■ **Excerpt to read**
------------------------------
# Testing Your Optimized Model with ONNX Runtime GenAI

This notebook demonstrates how to use your fine-tuned and optimized model for inference using ONNX Runtime GenAI. We'll load both the model and adapter created in the previous notebook and test it on sample questions.

## What You'll Learn

- How to load an ONNX-optimized language model
- How to apply a LoRA adapter for fine-tuned capabilities
- How to run efficient inference using ONNX Runtime GenAI
- How to format inputs and process outputs
- How to test your model on sample questions

## Prerequisites

- Completed the previous notebooks:
  - `01.AzureML_Distillation.ipynb` (generated training data)
  - `02.AzureML_FineTuningAndConvertByMSOlive.ipynb` (fine-tuned and optimized the model) 
- Successfully created model files in `models/phi-4-mini/onnx/`
- Python environment with necessary libraries (which we'll install)
------------------------------
■ **Provided material**
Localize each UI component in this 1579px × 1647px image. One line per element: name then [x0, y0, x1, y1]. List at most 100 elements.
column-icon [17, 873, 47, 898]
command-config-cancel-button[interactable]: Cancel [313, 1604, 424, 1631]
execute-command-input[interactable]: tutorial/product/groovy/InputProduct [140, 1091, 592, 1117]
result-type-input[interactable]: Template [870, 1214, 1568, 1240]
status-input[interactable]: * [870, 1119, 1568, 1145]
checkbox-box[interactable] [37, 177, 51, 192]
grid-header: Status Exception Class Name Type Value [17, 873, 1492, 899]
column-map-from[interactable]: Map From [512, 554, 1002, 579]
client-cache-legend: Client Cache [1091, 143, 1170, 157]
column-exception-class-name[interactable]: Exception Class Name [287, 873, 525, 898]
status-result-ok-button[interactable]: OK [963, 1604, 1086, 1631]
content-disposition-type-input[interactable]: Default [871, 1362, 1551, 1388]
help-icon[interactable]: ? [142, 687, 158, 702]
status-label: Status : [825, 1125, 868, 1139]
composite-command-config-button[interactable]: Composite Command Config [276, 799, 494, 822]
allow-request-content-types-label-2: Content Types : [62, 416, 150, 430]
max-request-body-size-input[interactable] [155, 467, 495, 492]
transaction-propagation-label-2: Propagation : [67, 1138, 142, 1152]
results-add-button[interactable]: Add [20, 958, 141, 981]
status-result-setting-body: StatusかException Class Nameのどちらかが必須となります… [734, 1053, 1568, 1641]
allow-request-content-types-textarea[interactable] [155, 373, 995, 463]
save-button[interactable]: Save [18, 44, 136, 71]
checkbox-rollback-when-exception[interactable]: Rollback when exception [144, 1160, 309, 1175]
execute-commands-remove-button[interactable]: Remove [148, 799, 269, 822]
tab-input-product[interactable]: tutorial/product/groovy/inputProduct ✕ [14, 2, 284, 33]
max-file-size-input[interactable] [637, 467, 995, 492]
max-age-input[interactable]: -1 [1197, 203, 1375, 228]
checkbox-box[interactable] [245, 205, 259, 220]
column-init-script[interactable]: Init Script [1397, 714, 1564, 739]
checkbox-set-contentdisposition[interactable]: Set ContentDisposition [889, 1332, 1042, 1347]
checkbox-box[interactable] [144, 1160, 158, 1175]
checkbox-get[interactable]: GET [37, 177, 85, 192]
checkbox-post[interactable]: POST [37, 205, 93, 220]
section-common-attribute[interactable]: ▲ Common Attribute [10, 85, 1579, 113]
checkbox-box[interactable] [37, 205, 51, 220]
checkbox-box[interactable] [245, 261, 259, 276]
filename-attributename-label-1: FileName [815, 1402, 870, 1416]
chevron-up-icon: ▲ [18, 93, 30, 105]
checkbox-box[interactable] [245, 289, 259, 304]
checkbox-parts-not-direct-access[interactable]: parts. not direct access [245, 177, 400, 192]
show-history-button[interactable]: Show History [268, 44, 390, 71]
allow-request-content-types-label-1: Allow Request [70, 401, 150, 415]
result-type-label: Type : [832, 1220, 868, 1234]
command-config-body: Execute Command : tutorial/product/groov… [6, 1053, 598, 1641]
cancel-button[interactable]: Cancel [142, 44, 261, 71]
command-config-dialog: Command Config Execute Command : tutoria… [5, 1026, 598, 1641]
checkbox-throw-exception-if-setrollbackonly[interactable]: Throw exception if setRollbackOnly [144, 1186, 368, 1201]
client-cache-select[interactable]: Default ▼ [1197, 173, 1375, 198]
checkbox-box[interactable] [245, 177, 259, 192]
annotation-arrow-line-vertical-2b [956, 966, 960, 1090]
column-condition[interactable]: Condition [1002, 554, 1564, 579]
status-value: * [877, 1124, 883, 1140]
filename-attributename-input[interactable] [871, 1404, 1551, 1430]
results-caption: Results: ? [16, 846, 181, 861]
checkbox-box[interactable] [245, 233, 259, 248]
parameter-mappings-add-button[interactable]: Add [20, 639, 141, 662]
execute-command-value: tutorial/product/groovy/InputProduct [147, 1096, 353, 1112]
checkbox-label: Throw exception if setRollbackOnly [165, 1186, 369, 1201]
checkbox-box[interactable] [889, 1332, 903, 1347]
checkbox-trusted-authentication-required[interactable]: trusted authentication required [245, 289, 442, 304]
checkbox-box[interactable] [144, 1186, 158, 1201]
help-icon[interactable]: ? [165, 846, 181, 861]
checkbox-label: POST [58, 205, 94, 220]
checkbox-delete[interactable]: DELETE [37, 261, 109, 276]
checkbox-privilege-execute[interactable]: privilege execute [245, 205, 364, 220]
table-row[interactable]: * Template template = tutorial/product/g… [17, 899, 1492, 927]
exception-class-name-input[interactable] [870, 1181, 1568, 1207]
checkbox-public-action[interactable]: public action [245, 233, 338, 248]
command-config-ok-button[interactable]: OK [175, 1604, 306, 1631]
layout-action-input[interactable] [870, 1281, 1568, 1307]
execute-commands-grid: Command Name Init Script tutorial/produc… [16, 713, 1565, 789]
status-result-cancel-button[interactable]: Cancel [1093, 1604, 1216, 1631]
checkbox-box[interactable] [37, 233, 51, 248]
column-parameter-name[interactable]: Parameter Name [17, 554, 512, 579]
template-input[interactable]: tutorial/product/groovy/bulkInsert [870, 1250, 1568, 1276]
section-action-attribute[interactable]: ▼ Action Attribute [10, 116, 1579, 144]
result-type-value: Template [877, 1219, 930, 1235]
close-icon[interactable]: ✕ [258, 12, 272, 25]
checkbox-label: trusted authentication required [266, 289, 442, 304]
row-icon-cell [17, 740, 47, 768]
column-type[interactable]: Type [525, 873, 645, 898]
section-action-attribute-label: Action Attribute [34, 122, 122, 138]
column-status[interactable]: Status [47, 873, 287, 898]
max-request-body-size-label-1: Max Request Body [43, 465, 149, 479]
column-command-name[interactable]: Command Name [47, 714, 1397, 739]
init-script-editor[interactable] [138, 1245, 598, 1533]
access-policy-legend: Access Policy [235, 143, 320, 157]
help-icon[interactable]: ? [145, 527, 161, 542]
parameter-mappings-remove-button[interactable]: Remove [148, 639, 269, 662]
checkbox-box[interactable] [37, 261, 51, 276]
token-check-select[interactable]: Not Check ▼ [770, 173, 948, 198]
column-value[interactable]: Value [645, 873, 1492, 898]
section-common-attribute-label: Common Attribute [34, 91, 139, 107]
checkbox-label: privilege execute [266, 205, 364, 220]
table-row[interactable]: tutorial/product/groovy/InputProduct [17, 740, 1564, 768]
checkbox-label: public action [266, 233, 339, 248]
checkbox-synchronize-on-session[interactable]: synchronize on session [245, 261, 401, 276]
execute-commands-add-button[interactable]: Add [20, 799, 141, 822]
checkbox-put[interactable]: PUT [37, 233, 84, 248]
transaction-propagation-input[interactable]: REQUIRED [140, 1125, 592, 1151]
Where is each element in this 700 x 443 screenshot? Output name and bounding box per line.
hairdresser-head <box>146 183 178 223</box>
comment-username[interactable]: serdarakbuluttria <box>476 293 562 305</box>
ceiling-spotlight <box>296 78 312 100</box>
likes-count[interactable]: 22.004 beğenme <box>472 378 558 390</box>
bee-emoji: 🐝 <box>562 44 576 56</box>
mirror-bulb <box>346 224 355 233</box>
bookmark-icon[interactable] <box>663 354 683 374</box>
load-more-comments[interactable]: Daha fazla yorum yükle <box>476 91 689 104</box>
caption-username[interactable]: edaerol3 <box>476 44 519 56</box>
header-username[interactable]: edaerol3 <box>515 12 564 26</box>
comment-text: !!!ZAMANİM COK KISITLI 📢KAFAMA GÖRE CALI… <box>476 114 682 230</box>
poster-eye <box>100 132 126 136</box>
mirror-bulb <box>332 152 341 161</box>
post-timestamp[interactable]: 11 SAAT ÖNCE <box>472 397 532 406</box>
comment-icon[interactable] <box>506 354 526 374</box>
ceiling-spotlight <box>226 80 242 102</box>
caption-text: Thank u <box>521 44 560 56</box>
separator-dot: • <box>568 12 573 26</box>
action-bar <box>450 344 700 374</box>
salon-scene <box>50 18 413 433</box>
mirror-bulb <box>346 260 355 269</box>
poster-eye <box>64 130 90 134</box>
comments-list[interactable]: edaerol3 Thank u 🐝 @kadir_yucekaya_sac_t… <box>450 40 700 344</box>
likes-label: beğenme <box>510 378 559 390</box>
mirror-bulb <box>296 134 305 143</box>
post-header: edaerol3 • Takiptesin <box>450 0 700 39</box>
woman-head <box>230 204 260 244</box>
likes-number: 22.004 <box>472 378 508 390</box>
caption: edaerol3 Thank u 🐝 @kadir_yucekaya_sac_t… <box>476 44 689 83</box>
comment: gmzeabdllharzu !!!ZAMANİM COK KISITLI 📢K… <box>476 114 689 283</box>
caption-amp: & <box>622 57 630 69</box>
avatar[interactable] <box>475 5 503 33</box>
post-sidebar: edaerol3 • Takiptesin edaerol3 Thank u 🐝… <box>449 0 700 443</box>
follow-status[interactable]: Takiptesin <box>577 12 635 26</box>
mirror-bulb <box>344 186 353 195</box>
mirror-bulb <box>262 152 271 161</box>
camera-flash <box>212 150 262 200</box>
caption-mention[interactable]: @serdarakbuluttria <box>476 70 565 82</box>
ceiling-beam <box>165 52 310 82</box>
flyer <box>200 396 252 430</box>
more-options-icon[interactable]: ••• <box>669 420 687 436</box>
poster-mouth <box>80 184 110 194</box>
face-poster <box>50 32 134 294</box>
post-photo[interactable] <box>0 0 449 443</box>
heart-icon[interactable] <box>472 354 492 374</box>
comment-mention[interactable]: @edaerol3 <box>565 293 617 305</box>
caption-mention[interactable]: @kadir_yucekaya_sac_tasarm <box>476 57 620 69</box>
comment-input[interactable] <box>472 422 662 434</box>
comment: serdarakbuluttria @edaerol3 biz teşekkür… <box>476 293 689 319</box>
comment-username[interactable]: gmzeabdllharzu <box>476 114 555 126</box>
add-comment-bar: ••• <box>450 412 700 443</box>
------------------------------
■ **Problems to solve**
A - According to the notebook overview, in which folder should the model files already exist?
B - Set down the stretch of the notebook overview from "## Prerequisites" through "optimized the model)".
The entries have nothing to do with the notebook overview.

■ **Solutions**
A - `models/phi-4-mini/onnx/`

B -
## Prerequisites

- Completed the previous notebooks:
  - `01.AzureML_Distillation.ipynb` (generated training data)
  - `02.AzureML_FineTuningAndConvertByMSOlive.ipynb` (fine-tuned and optimized the model)